Running Conformance Tests

pg_ripple ships four complementary conformance suites that can be run locally or in CI. This page covers how to set up data, run each suite, and interpret results.

Prerequisites

  • A working pg_ripple development environment
  • cargo pgrx installed and initialised for PostgreSQL 18
  • curl or wget for downloading test data
  • Docker (optional) for generating the WatDiv dataset

One-command setup

Download all test data for all three suites at once:

bash scripts/fetch_conformance_tests.sh

Or fetch individual suites:

bash scripts/fetch_conformance_tests.sh --w3c      # W3C SPARQL 1.1 only
bash scripts/fetch_conformance_tests.sh --jena     # Apache Jena only
bash scripts/fetch_conformance_tests.sh --watdiv   # WatDiv only
bash scripts/fetch_conformance_tests.sh --force    # re-download everything

W3C SPARQL 1.1 suite

Data location

tests/w3c/data/ (default) or the directory in W3C_TEST_DIR.

Running

# Start pg_ripple
cargo pgrx start pg18

# Smoke subset (180 tests, ~30s — fastest feedback):
cargo test --test w3c_smoke -- --nocapture

# Full suite (3 000+ tests, ~2min with 8 threads):
W3C_THREADS=8 cargo test --test w3c_suite -- --nocapture

Known failures

Edit tests/conformance/known_failures.txt with lines prefixed w3c::

# Example — property-path regression, fix in progress
w3c:http://www.w3.org/2009/sparql/docs/tests/data-sparql11/property-path/manifest#pp35  pp inside GRAPH

Remove entries when the underlying bug is fixed.

• **Written request 1**: Reproduce the records verbatim, from their first line through the line containing "tweet-header: Michael E.", with both ends included.

[Spatial layout data]
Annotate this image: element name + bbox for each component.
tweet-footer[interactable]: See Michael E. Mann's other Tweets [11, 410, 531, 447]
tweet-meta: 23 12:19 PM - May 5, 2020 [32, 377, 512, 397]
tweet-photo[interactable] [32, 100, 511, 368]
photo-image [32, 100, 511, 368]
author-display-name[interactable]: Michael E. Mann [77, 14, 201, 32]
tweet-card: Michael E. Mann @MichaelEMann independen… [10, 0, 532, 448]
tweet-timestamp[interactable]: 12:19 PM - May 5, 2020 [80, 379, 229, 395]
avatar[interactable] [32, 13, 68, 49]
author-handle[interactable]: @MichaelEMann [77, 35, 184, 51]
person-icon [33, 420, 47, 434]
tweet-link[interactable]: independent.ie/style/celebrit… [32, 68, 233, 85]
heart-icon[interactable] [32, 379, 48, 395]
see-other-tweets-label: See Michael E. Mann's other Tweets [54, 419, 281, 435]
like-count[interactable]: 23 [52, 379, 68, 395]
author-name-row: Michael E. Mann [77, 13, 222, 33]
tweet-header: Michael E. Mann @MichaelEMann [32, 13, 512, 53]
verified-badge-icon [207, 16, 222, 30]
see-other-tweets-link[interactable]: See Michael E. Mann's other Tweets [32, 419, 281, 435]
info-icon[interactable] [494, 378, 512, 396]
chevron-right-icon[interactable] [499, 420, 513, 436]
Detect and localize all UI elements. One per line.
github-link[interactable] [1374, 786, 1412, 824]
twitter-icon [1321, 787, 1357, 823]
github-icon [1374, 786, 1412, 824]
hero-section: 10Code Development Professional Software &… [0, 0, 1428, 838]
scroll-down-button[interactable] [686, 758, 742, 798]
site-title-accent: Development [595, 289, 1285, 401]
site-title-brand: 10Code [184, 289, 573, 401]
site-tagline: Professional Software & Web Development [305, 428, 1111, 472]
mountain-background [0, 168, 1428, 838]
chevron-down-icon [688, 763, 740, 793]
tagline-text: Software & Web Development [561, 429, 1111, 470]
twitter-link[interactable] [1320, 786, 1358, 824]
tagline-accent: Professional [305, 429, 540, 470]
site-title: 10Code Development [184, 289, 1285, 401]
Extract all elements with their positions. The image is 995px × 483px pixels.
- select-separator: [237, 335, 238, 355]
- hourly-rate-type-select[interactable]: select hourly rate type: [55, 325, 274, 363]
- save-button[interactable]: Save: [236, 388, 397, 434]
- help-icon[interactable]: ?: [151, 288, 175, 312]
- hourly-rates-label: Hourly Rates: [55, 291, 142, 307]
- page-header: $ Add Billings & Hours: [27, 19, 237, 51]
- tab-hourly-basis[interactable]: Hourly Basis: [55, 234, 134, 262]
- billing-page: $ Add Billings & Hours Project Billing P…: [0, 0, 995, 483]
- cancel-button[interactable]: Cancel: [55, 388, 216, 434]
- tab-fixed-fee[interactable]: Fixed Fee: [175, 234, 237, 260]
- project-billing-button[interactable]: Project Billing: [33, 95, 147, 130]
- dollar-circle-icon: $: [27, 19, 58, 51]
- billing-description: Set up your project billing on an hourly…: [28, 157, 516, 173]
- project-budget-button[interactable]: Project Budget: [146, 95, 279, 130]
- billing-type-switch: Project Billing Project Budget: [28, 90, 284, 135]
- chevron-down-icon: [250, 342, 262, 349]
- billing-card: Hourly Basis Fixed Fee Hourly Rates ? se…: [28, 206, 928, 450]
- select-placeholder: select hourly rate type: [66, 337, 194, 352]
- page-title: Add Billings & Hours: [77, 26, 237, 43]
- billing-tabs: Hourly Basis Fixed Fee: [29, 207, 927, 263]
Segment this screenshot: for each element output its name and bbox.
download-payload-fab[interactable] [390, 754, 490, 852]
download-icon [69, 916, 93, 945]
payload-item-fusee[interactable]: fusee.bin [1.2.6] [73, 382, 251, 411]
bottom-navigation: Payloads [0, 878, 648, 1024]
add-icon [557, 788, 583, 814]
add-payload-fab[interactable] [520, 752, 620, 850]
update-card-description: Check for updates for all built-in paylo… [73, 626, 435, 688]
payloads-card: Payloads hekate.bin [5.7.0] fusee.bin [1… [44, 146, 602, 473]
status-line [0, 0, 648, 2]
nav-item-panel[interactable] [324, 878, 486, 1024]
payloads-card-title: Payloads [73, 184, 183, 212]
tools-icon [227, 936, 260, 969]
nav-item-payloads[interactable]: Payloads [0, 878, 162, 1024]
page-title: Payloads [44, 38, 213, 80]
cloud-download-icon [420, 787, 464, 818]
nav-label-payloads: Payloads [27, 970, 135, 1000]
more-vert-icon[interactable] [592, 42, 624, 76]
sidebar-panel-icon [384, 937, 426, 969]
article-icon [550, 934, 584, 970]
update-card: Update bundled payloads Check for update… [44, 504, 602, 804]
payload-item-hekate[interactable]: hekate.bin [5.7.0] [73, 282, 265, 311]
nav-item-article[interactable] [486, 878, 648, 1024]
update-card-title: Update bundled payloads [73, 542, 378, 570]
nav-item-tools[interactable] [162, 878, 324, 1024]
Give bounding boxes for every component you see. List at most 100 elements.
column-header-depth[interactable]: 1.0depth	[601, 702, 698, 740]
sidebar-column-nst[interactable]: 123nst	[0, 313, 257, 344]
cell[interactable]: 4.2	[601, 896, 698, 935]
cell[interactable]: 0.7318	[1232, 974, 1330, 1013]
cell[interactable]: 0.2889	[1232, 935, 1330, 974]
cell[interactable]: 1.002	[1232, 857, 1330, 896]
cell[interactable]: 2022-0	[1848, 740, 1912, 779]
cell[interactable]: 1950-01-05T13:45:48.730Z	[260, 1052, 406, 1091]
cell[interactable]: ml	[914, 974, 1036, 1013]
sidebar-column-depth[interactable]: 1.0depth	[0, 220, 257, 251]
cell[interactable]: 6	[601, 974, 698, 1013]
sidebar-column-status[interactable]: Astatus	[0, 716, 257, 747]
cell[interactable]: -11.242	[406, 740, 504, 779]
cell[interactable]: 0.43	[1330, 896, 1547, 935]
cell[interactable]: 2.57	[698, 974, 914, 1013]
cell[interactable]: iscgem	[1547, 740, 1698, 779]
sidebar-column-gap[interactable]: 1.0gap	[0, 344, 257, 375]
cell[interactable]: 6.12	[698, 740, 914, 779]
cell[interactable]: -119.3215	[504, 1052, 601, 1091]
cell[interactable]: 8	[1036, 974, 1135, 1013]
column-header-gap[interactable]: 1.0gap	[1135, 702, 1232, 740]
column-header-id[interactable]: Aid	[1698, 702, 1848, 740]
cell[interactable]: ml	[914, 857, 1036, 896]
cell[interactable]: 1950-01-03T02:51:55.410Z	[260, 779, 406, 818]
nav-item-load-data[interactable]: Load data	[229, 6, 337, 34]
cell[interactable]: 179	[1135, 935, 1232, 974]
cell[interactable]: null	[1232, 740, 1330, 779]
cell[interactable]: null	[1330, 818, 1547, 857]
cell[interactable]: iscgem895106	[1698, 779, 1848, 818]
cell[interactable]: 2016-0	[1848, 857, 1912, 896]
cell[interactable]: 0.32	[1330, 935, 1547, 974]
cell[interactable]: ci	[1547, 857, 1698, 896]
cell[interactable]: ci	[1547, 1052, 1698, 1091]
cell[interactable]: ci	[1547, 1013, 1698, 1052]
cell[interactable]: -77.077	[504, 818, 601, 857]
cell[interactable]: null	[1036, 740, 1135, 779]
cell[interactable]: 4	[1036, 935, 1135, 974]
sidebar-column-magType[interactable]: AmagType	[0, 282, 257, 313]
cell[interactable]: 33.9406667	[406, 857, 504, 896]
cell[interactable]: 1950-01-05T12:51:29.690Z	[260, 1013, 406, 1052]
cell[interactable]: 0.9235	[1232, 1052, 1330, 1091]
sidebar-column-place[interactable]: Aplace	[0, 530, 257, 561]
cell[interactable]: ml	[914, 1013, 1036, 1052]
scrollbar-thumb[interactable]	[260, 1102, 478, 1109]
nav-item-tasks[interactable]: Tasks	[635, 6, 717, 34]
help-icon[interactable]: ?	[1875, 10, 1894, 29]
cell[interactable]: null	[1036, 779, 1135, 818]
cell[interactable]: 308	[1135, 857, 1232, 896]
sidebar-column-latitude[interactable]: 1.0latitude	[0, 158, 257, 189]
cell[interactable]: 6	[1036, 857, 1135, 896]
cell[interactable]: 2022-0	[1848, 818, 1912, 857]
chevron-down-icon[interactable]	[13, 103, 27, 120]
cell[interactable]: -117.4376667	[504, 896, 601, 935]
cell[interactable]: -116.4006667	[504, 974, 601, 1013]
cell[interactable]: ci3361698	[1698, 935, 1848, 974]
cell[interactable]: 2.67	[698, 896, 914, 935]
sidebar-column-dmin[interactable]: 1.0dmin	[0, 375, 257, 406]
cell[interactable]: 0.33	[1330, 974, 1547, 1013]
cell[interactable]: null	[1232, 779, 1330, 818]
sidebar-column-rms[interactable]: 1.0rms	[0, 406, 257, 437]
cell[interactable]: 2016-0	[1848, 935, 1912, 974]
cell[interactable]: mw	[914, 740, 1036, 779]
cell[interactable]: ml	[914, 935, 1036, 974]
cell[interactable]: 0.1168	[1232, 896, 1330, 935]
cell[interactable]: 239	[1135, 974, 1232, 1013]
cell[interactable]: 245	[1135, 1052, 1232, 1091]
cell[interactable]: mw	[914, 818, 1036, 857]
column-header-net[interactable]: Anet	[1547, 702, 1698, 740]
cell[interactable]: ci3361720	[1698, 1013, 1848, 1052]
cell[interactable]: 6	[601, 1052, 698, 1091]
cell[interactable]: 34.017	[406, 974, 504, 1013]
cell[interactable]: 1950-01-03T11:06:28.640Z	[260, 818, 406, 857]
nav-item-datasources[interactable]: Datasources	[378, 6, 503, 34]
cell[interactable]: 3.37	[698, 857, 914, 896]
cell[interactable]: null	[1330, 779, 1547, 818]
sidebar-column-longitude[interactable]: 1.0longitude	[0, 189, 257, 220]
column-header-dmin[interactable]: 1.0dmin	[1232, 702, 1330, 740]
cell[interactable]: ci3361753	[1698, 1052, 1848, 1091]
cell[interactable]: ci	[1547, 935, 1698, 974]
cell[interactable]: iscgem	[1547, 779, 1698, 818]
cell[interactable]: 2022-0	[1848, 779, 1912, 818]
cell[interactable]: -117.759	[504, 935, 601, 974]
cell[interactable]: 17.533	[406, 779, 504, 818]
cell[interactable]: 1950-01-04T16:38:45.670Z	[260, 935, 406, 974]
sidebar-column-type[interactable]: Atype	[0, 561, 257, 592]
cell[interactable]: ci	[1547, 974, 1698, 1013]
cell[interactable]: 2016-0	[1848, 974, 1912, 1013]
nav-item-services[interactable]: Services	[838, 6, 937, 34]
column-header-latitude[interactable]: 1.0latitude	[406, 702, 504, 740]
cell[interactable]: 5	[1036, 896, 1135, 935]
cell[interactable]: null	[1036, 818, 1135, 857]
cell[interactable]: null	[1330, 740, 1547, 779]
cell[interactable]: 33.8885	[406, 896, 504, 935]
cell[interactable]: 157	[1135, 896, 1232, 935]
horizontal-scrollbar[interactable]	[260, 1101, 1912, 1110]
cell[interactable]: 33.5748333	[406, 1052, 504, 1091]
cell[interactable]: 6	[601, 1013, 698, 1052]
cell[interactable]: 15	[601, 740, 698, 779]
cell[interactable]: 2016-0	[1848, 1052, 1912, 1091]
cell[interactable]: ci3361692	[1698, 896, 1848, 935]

• **Written request 2**: Based on the conformance testing page, state whether each statement agrees with it. Give yes or no, followed by the deciding words quoted exactly. (a) The full W3C SPARQL 1.1 suite contains more than 3,000 tests. (b) Docker is required to generate the WatDiv dataset. (c) Known-failure entries for the W3C suite are added to files in tests/w3c/data/.

• **Written response 1**:
Annotate this image: element name + bbox for each component.
tweet-footer[interactable]: See Michael E. Mann's other Tweets [11, 410, 531, 447]
tweet-meta: 23 12:19 PM - May 5, 2020 [32, 377, 512, 397]
tweet-photo[interactable] [32, 100, 511, 368]
photo-image [32, 100, 511, 368]
author-display-name[interactable]: Michael E. Mann [77, 14, 201, 32]
tweet-card: Michael E. Mann @MichaelEMann independen… [10, 0, 532, 448]
tweet-timestamp[interactable]: 12:19 PM - May 5, 2020 [80, 379, 229, 395]
avatar[interactable] [32, 13, 68, 49]
author-handle[interactable]: @MichaelEMann [77, 35, 184, 51]
person-icon [33, 420, 47, 434]
tweet-link[interactable]: independent.ie/style/celebrit… [32, 68, 233, 85]
heart-icon[interactable] [32, 379, 48, 395]
see-other-tweets-label: See Michael E. Mann's other Tweets [54, 419, 281, 435]
like-count[interactable]: 23 [52, 379, 68, 395]
author-name-row: Michael E. Mann [77, 13, 222, 33]
tweet-header: Michael E. Mann @MichaelEMann [32, 13, 512, 53]

• **Written response 2**:
(a) Yes: "Full suite (3 000+ tests, ~2min with 8 threads)"
(b) No: "Docker (optional) for generating the WatDiv dataset"
(c) No: "Edit tests/conformance/known_failures.txt"